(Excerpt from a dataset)

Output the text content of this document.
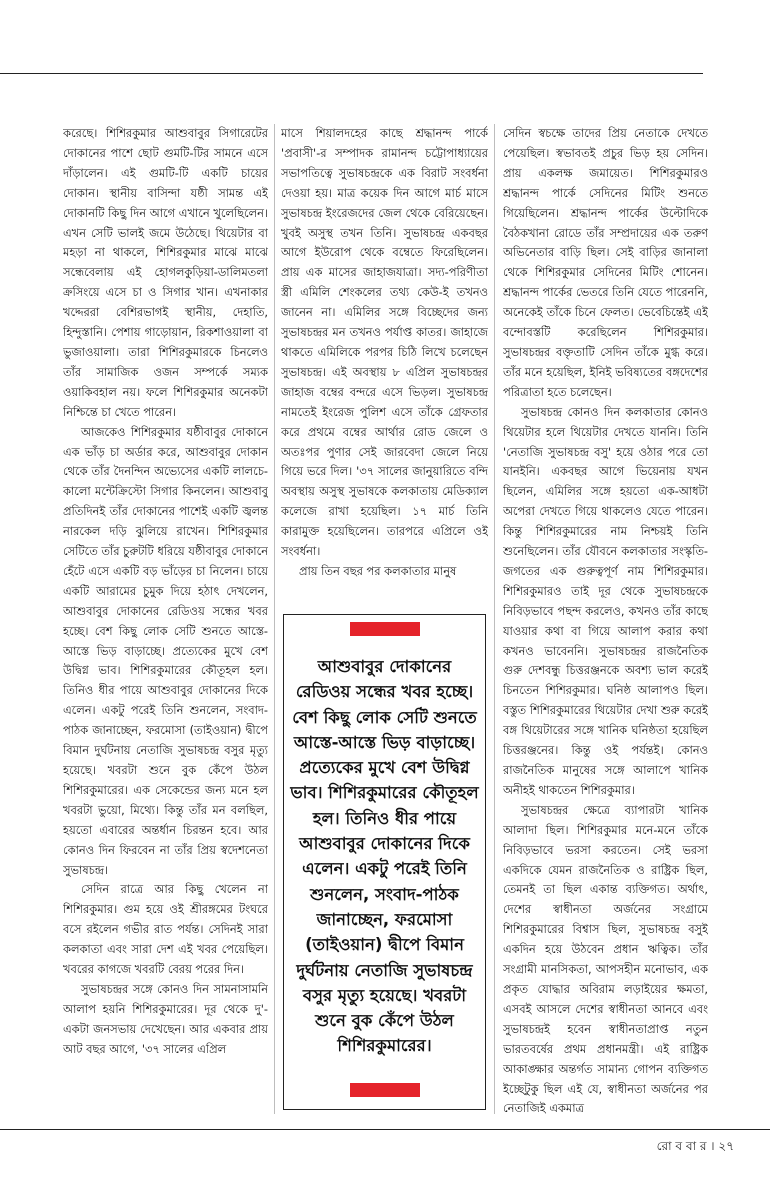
করেছে। শিশিরকুমার আশুবাবুর সিগারেটের দোকানের পাশে ছোট গুমটি-টির সামনে এসে দাঁড়ালেন। এই গুমটি-টি একটি চায়ের দোকান। স্থানীয় বাসিন্দা যষ্ঠী সামন্ত এই দোকানটি কিছু দিন আগে এখানে খুলেছিলেন। এখন সেটি ভালই জমে উঠেছে। থিয়েটার বা মহড়া না থাকলে, শিশিরকুমার মাঝে মাঝে সন্ধেবেলায় এই হোগলকুড়িয়া-ডালিমতলা ক্রসিংয়ে এসে চা ও সিগার খান। এখনাকার খদ্দেররা বেশিরভাগই স্থানীয়, দেহাতি, হিন্দুস্তানি। পেশায় গাড়োয়ান, রিকশাওয়ালা বা ভুজাওয়ালা। তারা শিশিরকুমারকে চিনলেও তাঁর সামাজিক ওজন সম্পর্কে সম্যক ওয়াকিবহাল নয়। ফলে শিশিরকুমার অনেকটা নিশ্চিন্তে চা খেতে পারেন।

আজকেও শিশিরকুমার যষ্ঠীবাবুর দোকানে এক ভাঁড় চা অর্ডার করে, আশুবাবুর দোকান থেকে তাঁর দৈনন্দিন অভ্যেসের একটি লালচে-কালো মন্টেক্রিস্টো সিগার কিনলেন। আশুবাবু প্রতিদিনই তাঁর দোকানের পাশেই একটি জ্বলন্ত নারকেল দড়ি ঝুলিয়ে রাখেন। শিশিরকুমার সেটিতে তাঁর চুরুটটি ধরিয়ে যষ্ঠীবাবুর দোকানে হেঁটে এসে একটি বড় ভাঁড়ের চা নিলেন। চায়ে একটি আরামের চুমুক দিয়ে হঠাৎ দেখলেন, আশুবাবুর দোকানের রেডিওয় সন্ধের খবর হচ্ছে। বেশ কিছু লোক সেটি শুনতে আস্তে-আস্তে ভিড় বাড়াচ্ছে। প্রত্যেকের মুখে বেশ উদ্বিগ্ন ভাব। শিশিরকুমারের কৌতূহল হল। তিনিও ধীর পায়ে আশুবাবুর দোকানের দিকে এলেন। একটু পরেই তিনি শুনলেন, সংবাদ-পাঠক জানাচ্ছেন, ফরমোসা (তাইওয়ান) দ্বীপে বিমান দুর্ঘটনায় নেতাজি সুভাষচন্দ্র বসুর মৃত্যু হয়েছে। খবরটা শুনে বুক কেঁপে উঠল শিশিরকুমারের। এক সেকেন্ডের জন্য মনে হল খবরটা ভুয়ো, মিথ্যে। কিন্তু তাঁর মন বলছিল, হয়তো এবারের অন্তর্ধান চিরন্তন হবে। আর কোনও দিন ফিরবেন না তাঁর প্রিয় স্বদেশনেতা সুভাষচন্দ্র।

সেদিন রাত্রে আর কিছু খেলেন না শিশিরকুমার। গুম হয়ে ওই শ্রীরঙ্গমের টংঘরে বসে রইলেন গভীর রাত পর্যন্ত। সেদিনই সারা কলকাতা এবং সারা দেশ এই খবর পেয়েছিল। খবরের কাগজে খবরটি বেরয় পরের দিন।

সুভাষচন্দ্রর সঙ্গে কোনও দিন সামনাসামনি আলাপ হয়নি শিশিরকুমারের। দূর থেকে দু'-একটা জনসভায় দেখেছেন। আর একবার প্রায় আট বছর আগে, '৩৭ সালের এপ্রিল

মাসে শিয়ালদহের কাছে শ্রদ্ধানন্দ পার্কে 'প্রবাসী'-র সম্পাদক রামানন্দ চট্টোপাধ্যায়ের সভাপতিত্বে সুভাষচন্দ্রকে এক বিরাট সংবর্ধনা দেওয়া হয়। মাত্র কয়েক দিন আগে মার্চ মাসে সুভাষচন্দ্র ইংরেজদের জেল থেকে বেরিয়েছেন। খুবই অসুস্থ তখন তিনি। সুভাষচন্দ্র একবছর আগে ইউরোপ থেকে বম্বেতে ফিরেছিলেন। প্রায় এক মাসের জাহাজযাত্রা। সদ্য-পরিণীতা স্ত্রী এমিলি শেংকলের তথ্য কেউ-ই তখনও জানেন না। এমিলির সঙ্গে বিচ্ছেদের জন্য সুভাষচন্দ্রর মন তখনও পর্যাপ্ত কাতর। জাহাজে থাকতে এমিলিকে পরপর চিঠি লিখে চলেছেন সুভাষচন্দ্র। এই অবস্থায় ৮ এপ্রিল সুভাষচন্দ্রর জাহাজ বম্বের বন্দরে এসে ভিড়ল। সুভাষচন্দ্র নামতেই ইংরেজ পুলিশ এসে তাঁকে গ্রেফতার করে প্রথমে বম্বের আর্থার রোড জেলে ও অতঃপর পুণার সেই জারবেদা জেলে নিয়ে গিয়ে ভরে দিল। '৩৭ সালের জানুয়ারিতে বন্দি অবস্থায় অসুস্থ সুভাষকে কলকাতায় মেডিক্যাল কলেজে রাখা হয়েছিল। ১৭ মার্চ তিনি কারামুক্ত হয়েছিলেন। তারপরে এপ্রিলে ওই সংবর্ধনা।

প্রায় তিন বছর পর কলকাতার মানুষ

আশুবাবুর দোকানের রেডিওয় সন্ধের খবর হচ্ছে। বেশ কিছু লোক সেটি শুনতে আস্তে-আস্তে ভিড় বাড়াচ্ছে। প্রত্যেকের মুখে বেশ উদ্বিগ্ন ভাব। শিশিরকুমারের কৌতূহল হল। তিনিও ধীর পায়ে আশুবাবুর দোকানের দিকে এলেন। একটু পরেই তিনি শুনলেন, সংবাদ-পাঠক জানাচ্ছেন, ফরমোসা (তাইওয়ান) দ্বীপে বিমান দুর্ঘটনায় নেতাজি সুভাষচন্দ্র বসুর মৃত্যু হয়েছে। খবরটা শুনে বুক কেঁপে উঠল শিশিরকুমারের।

সেদিন স্বচক্ষে তাদের প্রিয় নেতাকে দেখতে পেয়েছিল। স্বভাবতই প্রচুর ভিড় হয় সেদিন। প্রায় একলক্ষ জমায়েত। শিশিরকুমারও শ্রদ্ধানন্দ পার্কে সেদিনের মিটিং শুনতে গিয়েছিলেন। শ্রদ্ধানন্দ পার্কের উল্টোদিকে বৈঠকখানা রোডে তাঁর সম্প্রদায়ের এক তরুণ অভিনেতার বাড়ি ছিল। সেই বাড়ির জানালা থেকে শিশিরকুমার সেদিনের মিটিং শোনেন। শ্রদ্ধানন্দ পার্কের ভেতরে তিনি যেতে পারেননি, অনেকেই তাঁকে চিনে ফেলত। ভেবেচিন্তেই এই বন্দোবস্তটি করেছিলেন শিশিরকুমার। সুভাষচন্দ্রর বক্তৃতাটি সেদিন তাঁকে মুগ্ধ করে। তাঁর মনে হয়েছিল, ইনিই ভবিষ্যতের বঙ্গদেশের পরিত্রাতা হতে চলেছেন।

সুভাষচন্দ্র কোনও দিন কলকাতার কোনও থিয়েটার হলে থিয়েটার দেখতে যাননি। তিনি 'নেতাজি সুভাষচন্দ্র বসু' হয়ে ওঠার পরে তো যানইনি। একবছর আগে ভিয়েনায় যখন ছিলেন, এমিলির সঙ্গে হয়তো এক-আধটা অপেরা দেখতে গিয়ে থাকলেও যেতে পারেন। কিন্তু শিশিরকুমারের নাম নিশ্চয়ই তিনি শুনেছিলেন। তাঁর যৌবনে কলকাতার সংস্কৃতি-জগতের এক গুরুত্বপূর্ণ নাম শিশিরকুমার। শিশিরকুমারও তাই দূর থেকে সুভাষচন্দ্রকে নিবিড়ভাবে পছন্দ করলেও, কখনও তাঁর কাছে যাওয়ার কথা বা গিয়ে আলাপ করার কথা কখনও ভাবেননি। সুভাষচন্দ্রর রাজনৈতিক গুরু দেশবন্ধু চিত্তরঞ্জনকে অবশ্য ভাল করেই চিনতেন শিশিরকুমার। ঘনিষ্ঠ আলাপও ছিল। বস্তুত শিশিরকুমারের থিয়েটার দেখা শুরু করেই বঙ্গ থিয়েটারের সঙ্গে খানিক ঘনিষ্ঠতা হয়েছিল চিত্তরঞ্জনের। কিন্তু ওই পর্যন্তই। কোনও রাজনৈতিক মানুষের সঙ্গে আলাপে খানিক অনীহই থাকতেন শিশিরকুমার।

সুভাষচন্দ্রর ক্ষেত্রে ব্যাপারটা খানিক আলাদা ছিল। শিশিরকুমার মনে-মনে তাঁকে নিবিড়ভাবে ভরসা করতেন। সেই ভরসা একদিকে যেমন রাজনৈতিক ও রাষ্ট্রিক ছিল, তেমনই তা ছিল একান্ত ব্যক্তিগত। অর্থাৎ, দেশের স্বাধীনতা অর্জনের সংগ্রামে শিশিরকুমারের বিশ্বাস ছিল, সুভাষচন্দ্র বসুই একদিন হয়ে উঠবেন প্রধান ঋত্বিক। তাঁর সংগ্রামী মানসিকতা, আপসহীন মনোভাব, এক প্রকৃত যোদ্ধার অবিরাম লড়াইয়ের ক্ষমতা, এসবই আসলে দেশের স্বাধীনতা আনবে এবং সুভাষচন্দ্রই হবেন স্বাধীনতাপ্রাপ্ত নতুন ভারতবর্ষের প্রথম প্রধানমন্ত্রী। এই রাষ্ট্রিক আকাঙ্ক্ষার অন্তর্গত সামান্য গোপন ব্যক্তিগত ইচ্ছেটুকু ছিল এই যে, স্বাধীনতা অর্জনের পর নেতাজিই একমাত্র

রো ব বা র । ২৭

* _Required task_: Return every line in the listing that contains the word "একবছর".

* _Exercise answer_:
মাসে শিয়ালদহের কাছে শ্রদ্ধানন্দ পার্কে 'প্রবাসী'-র সম্পাদক রামানন্দ চট্টোপাধ্যায়ের সভাপতিত্বে সুভাষচন্দ্রকে এক বিরাট সংবর্ধনা দেওয়া হয়। মাত্র কয়েক দিন আগে মার্চ মাসে সুভাষচন্দ্র ইংরেজদের জেল থেকে বেরিয়েছেন। খুবই অসুস্থ তখন তিনি। সুভাষচন্দ্র একবছর আগে ইউরোপ থেকে বম্বেতে ফিরেছিলেন। প্রায় এক মাসের জাহাজযাত্রা। সদ্য-পরিণীতা স্ত্রী এমিলি শেংকলের তথ্য কেউ-ই তখনও জানেন না। এমিলির সঙ্গে বিচ্ছেদের জন্য সুভাষচন্দ্রর মন তখনও পর্যাপ্ত কাতর। জাহাজে থাকতে এমিলিকে পরপর চিঠি লিখে চলেছেন সুভাষচন্দ্র। এই অবস্থায় ৮ এপ্রিল সুভাষচন্দ্রর জাহাজ বম্বের বন্দরে এসে ভিড়ল। সুভাষচন্দ্র নামতেই ইংরেজ পুলিশ এসে তাঁকে গ্রেফতার করে প্রথমে বম্বের আর্থার রোড জেলে ও অতঃপর পুণার সেই জারবেদা জেলে নিয়ে গিয়ে ভরে দিল। '৩৭ সালের জানুয়ারিতে বন্দি অবস্থায় অসুস্থ সুভাষকে কলকাতায় মেডিক্যাল কলেজে রাখা হয়েছিল। ১৭ মার্চ তিনি কারামুক্ত হয়েছিলেন। তারপরে এপ্রিলে ওই সংবর্ধনা।
সুভাষচন্দ্র কোনও দিন কলকাতার কোনও থিয়েটার হলে থিয়েটার দেখতে যাননি। তিনি 'নেতাজি সুভাষচন্দ্র বসু' হয়ে ওঠার পরে তো যানইনি। একবছর আগে ভিয়েনায় যখন ছিলেন, এমিলির সঙ্গে হয়তো এক-আধটা অপেরা দেখতে গিয়ে থাকলেও যেতে পারেন। কিন্তু শিশিরকুমারের নাম নিশ্চয়ই তিনি শুনেছিলেন। তাঁর যৌবনে কলকাতার সংস্কৃতি-জগতের এক গুরুত্বপূর্ণ নাম শিশিরকুমার। শিশিরকুমারও তাই দূর থেকে সুভাষচন্দ্রকে নিবিড়ভাবে পছন্দ করলেও, কখনও তাঁর কাছে যাওয়ার কথা বা গিয়ে আলাপ করার কথা কখনও ভাবেননি। সুভাষচন্দ্রর রাজনৈতিক গুরু দেশবন্ধু চিত্তরঞ্জনকে অবশ্য ভাল করেই চিনতেন শিশিরকুমার। ঘনিষ্ঠ আলাপও ছিল। বস্তুত শিশিরকুমারের থিয়েটার দেখা শুরু করেই বঙ্গ থিয়েটারের সঙ্গে খানিক ঘনিষ্ঠতা হয়েছিল চিত্তরঞ্জনের। কিন্তু ওই পর্যন্তই। কোনও রাজনৈতিক মানুষের সঙ্গে আলাপে খানিক অনীহই থাকতেন শিশিরকুমার।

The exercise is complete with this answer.